— BEGIN SUPPLIED MATERIAL —
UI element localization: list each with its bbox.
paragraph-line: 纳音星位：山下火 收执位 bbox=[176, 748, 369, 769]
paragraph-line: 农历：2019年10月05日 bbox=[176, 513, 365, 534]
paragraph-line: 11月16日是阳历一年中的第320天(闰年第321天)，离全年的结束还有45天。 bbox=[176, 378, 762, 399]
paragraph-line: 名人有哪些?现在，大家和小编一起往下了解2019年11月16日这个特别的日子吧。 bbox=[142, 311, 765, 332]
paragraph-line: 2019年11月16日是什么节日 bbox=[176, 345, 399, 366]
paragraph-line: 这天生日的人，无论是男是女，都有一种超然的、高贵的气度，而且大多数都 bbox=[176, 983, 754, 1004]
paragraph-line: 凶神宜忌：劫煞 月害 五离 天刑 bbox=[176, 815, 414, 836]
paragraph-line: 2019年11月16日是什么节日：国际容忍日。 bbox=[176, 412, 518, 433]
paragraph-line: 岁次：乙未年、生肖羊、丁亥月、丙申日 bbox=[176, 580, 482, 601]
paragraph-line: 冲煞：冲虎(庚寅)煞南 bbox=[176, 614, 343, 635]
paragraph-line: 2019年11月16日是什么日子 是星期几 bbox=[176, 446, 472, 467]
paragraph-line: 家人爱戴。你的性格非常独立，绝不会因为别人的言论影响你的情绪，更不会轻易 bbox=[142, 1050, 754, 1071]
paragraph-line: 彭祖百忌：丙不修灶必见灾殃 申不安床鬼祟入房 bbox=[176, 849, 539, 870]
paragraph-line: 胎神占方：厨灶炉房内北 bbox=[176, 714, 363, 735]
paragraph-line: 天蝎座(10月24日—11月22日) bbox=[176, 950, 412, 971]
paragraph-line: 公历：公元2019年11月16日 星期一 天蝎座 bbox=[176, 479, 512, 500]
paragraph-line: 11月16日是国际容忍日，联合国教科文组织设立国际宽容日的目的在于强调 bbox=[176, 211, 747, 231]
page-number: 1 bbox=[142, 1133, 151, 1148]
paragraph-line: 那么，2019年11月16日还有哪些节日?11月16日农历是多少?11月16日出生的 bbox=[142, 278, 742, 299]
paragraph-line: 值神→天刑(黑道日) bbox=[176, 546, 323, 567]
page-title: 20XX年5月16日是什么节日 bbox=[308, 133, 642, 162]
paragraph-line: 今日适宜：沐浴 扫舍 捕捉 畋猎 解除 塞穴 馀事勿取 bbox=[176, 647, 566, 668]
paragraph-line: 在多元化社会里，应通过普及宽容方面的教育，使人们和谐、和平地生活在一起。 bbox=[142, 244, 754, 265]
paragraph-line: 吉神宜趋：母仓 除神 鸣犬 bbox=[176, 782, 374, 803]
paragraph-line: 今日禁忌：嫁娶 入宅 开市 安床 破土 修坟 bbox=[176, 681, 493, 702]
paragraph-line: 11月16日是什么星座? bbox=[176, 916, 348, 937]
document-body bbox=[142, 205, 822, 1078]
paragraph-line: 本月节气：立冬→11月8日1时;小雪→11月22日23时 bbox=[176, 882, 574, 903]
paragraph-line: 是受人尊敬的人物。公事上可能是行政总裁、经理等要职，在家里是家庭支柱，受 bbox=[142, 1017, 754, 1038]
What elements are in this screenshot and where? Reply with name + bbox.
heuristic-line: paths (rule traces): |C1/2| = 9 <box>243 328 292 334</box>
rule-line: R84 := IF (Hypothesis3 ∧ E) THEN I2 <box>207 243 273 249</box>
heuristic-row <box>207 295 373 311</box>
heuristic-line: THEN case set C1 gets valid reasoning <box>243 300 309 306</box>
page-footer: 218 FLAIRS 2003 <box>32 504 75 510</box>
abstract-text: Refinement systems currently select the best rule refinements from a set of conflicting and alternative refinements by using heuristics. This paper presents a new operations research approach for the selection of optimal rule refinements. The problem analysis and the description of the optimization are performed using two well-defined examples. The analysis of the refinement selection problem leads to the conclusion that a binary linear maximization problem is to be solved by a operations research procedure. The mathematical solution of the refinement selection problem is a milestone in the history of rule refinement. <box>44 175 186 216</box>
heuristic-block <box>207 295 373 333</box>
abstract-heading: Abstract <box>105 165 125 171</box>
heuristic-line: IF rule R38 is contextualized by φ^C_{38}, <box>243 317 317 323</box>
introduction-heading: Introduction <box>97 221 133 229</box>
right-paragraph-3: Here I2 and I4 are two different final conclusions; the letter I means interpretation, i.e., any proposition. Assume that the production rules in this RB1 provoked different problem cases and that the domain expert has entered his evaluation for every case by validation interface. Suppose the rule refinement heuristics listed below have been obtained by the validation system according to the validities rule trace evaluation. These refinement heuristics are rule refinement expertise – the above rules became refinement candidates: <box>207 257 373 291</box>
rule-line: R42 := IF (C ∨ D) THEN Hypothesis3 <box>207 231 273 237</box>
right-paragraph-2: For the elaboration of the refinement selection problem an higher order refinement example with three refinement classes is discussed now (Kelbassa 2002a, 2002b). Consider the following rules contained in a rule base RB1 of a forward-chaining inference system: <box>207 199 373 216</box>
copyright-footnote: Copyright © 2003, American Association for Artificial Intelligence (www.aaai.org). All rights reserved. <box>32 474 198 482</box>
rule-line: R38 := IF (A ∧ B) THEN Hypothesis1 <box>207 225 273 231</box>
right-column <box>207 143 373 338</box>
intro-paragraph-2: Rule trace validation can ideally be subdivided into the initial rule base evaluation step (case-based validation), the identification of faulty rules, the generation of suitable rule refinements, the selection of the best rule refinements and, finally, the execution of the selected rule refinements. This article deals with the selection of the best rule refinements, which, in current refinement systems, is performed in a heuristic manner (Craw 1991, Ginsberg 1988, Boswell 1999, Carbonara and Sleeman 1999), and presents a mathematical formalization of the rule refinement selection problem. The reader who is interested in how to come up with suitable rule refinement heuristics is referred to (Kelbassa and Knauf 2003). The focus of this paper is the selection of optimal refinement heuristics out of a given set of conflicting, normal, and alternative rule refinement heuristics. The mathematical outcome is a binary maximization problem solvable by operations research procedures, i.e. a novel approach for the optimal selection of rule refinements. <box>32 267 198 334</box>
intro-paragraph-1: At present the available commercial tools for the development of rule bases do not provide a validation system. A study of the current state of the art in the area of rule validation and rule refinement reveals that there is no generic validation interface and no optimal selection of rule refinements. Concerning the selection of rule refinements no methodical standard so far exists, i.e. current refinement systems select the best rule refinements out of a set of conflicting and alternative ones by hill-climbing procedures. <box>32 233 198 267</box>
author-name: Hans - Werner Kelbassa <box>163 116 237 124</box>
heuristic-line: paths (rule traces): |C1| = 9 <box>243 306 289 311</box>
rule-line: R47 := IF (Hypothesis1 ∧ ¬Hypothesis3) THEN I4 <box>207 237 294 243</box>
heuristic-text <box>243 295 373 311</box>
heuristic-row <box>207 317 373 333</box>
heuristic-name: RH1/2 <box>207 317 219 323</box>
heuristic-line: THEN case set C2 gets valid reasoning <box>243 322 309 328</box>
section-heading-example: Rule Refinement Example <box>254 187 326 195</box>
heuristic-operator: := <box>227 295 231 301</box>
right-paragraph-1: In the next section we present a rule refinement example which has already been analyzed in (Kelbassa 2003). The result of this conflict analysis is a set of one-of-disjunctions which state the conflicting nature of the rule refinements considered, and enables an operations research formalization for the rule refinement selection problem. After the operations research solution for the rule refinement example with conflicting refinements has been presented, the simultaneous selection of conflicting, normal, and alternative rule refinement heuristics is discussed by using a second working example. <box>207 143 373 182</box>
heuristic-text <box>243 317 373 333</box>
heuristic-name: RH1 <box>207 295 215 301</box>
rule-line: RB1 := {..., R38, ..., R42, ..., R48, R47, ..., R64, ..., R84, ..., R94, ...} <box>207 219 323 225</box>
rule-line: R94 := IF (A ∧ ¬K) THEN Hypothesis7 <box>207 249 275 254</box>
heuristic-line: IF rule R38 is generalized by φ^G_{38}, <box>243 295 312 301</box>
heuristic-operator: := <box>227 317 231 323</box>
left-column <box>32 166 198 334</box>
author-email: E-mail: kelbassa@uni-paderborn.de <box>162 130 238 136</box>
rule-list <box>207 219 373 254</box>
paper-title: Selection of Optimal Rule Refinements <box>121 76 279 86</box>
— END SUPPLIED MATERIAL —
• PROBLEM DETAILS: Render the entries above as a Markdown table with the columns "No." and "Text", starting at the first line and running up to and including the line with "paragraph-line: 冲煞：冲虎(庚寅)煞南 bbox=[176, 614, 343, 635]". Give each line one numbered row and omit blank lines.

• ANSWER TO THIS EXERCISE:
| No. | Text |
|---|---|
| 1 | UI element localization: list each with its bbox. |
| 2 | paragraph-line: 纳音星位：山下火 收执位 bbox=[176, 748, 369, 769] |
| 3 | paragraph-line: 农历：2019年10月05日 bbox=[176, 513, 365, 534] |
| 4 | paragraph-line: 11月16日是阳历一年中的第320天(闰年第321天)，离全年的结束还有45天。 bbox=[176, 378, 762, 399] |
| 5 | paragraph-line: 名人有哪些?现在，大家和小编一起往下了解2019年11月16日这个特别的日子吧。 bbox=[142, 311, 765, 332] |
| 6 | paragraph-line: 2019年11月16日是什么节日 bbox=[176, 345, 399, 366] |
| 7 | paragraph-line: 这天生日的人，无论是男是女，都有一种超然的、高贵的气度，而且大多数都 bbox=[176, 983, 754, 1004] |
| 8 | paragraph-line: 凶神宜忌：劫煞 月害 五离 天刑 bbox=[176, 815, 414, 836] |
| 9 | paragraph-line: 2019年11月16日是什么节日：国际容忍日。 bbox=[176, 412, 518, 433] |
| 10 | paragraph-line: 岁次：乙未年、生肖羊、丁亥月、丙申日 bbox=[176, 580, 482, 601] |
| 11 | paragraph-line: 冲煞：冲虎(庚寅)煞南 bbox=[176, 614, 343, 635] |